*SET EXERCISE*. Provide nothing beyond the count of lines that include the string "title".

####################

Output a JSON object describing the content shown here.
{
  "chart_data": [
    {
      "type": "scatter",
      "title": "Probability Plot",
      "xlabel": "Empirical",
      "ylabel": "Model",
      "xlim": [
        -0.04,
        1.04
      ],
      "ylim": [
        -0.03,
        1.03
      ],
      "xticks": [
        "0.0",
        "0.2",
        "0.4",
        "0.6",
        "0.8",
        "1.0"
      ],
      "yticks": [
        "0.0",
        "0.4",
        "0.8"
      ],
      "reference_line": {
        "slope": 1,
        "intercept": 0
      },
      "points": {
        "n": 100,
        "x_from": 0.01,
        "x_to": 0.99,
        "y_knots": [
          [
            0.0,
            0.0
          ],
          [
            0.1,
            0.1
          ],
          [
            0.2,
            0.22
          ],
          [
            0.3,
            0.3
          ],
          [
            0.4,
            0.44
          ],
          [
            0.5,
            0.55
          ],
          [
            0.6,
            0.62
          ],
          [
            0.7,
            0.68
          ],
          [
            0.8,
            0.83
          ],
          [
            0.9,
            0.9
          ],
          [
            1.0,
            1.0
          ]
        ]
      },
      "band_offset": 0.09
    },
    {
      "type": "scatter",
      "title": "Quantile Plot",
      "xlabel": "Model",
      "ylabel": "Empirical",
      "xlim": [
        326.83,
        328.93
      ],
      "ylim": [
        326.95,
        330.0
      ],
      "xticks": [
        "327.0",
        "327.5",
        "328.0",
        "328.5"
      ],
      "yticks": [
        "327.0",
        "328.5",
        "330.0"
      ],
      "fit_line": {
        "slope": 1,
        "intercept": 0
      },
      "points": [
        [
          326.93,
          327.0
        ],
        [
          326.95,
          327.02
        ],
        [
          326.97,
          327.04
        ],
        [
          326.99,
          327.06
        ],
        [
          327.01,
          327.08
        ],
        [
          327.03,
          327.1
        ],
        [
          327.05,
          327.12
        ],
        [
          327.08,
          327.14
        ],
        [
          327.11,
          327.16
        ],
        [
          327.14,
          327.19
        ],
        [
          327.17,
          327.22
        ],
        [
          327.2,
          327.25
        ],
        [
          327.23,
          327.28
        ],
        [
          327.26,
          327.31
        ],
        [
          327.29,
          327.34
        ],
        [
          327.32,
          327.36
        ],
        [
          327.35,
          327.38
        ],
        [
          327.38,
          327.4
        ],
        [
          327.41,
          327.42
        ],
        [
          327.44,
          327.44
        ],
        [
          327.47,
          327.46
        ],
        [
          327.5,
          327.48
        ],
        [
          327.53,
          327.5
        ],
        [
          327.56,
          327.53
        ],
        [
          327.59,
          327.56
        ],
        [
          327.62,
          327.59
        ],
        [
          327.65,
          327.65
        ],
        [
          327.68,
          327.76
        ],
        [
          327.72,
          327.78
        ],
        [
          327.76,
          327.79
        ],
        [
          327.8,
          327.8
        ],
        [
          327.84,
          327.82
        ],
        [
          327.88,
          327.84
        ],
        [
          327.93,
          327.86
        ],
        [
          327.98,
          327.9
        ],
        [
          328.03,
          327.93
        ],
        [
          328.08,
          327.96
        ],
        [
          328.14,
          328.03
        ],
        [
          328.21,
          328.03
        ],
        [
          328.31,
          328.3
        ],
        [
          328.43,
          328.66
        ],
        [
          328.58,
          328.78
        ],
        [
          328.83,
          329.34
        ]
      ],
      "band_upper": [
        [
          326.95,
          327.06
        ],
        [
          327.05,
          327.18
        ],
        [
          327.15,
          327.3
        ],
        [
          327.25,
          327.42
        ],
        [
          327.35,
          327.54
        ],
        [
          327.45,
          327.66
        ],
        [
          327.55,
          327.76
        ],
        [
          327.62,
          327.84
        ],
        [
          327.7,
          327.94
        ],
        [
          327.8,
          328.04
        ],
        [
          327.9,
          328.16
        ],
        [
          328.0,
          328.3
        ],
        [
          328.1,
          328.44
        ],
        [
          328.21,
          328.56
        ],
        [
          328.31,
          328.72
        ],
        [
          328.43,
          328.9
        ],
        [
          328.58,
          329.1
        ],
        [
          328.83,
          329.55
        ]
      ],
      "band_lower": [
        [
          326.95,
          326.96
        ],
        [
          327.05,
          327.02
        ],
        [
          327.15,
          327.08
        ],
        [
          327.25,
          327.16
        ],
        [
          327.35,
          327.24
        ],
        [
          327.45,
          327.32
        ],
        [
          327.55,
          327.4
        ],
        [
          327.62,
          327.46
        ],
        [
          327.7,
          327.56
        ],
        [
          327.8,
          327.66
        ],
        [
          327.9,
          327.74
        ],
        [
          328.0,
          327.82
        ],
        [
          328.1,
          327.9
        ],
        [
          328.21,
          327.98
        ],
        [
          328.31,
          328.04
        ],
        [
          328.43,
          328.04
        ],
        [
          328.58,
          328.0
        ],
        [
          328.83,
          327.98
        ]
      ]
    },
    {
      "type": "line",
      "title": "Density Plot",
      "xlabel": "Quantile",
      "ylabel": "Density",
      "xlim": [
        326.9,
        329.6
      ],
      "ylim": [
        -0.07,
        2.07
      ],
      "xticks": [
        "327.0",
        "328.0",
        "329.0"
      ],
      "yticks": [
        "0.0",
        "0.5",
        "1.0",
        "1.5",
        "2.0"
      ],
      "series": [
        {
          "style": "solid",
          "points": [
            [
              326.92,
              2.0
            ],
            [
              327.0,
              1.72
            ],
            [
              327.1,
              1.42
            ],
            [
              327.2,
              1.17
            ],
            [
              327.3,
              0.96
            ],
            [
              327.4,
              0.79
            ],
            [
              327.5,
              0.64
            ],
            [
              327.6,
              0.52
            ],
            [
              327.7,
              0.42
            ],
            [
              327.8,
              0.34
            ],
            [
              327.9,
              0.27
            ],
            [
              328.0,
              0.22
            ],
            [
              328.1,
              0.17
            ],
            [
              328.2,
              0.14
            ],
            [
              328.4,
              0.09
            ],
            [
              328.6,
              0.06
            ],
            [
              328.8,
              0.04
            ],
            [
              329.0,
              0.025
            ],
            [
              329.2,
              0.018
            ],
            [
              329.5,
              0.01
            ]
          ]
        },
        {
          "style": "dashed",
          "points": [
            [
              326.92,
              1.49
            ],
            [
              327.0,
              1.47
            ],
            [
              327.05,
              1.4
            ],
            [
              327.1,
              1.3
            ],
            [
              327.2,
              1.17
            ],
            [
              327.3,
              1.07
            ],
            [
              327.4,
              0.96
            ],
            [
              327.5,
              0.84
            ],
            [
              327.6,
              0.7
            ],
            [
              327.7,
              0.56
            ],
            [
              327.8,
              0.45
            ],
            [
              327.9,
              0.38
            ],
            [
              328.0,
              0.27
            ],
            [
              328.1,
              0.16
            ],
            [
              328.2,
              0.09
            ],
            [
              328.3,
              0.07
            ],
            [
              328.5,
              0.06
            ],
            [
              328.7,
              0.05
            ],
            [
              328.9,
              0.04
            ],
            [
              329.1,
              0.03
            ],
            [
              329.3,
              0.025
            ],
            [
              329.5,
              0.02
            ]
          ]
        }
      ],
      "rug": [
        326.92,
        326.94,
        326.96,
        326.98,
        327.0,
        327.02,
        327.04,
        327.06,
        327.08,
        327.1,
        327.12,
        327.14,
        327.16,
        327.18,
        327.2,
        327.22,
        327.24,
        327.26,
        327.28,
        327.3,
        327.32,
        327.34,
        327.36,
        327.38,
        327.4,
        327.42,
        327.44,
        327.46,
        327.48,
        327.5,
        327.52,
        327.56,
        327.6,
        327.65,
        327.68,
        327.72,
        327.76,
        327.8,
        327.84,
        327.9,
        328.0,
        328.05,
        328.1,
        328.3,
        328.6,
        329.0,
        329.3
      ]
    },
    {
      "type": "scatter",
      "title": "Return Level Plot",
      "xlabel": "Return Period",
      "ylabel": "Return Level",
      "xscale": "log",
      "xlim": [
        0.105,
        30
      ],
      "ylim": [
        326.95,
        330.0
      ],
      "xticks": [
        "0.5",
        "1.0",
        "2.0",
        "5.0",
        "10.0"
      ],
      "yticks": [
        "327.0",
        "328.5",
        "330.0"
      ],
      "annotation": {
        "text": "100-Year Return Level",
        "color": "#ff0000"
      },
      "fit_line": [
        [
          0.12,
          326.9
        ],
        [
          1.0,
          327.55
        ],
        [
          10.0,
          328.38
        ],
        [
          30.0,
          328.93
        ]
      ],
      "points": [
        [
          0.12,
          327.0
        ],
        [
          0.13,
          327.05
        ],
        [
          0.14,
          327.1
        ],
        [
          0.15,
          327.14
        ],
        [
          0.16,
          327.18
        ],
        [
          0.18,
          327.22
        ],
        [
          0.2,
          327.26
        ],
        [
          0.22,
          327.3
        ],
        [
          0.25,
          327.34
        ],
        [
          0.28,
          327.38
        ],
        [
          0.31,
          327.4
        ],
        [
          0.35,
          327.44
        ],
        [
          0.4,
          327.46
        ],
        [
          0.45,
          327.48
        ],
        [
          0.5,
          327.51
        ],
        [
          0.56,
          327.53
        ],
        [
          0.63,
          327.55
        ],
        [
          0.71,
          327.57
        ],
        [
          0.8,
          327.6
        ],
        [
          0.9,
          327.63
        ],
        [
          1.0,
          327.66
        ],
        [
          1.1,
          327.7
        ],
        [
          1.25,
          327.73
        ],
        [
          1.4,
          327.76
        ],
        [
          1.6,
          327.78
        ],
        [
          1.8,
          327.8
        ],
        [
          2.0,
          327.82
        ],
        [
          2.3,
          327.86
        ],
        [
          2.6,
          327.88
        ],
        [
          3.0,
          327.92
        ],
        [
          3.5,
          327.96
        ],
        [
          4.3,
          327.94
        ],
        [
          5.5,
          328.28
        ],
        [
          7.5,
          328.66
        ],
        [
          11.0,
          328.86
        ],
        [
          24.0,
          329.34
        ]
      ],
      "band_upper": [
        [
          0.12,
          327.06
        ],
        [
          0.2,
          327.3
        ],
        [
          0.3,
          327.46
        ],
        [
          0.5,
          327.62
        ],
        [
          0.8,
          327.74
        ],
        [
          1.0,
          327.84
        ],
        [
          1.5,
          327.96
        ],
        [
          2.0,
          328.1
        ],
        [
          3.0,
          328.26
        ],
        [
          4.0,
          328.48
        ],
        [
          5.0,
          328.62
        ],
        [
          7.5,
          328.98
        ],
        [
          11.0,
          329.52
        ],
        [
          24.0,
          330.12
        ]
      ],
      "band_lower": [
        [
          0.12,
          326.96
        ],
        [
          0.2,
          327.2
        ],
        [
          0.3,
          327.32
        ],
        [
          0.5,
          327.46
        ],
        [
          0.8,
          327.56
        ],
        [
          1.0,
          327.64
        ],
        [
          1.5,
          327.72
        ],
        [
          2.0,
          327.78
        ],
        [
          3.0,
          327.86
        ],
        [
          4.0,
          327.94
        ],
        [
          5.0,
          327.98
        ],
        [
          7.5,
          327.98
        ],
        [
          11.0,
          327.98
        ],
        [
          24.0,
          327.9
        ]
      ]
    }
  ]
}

####################

*CORRECT OUTPUT*. 4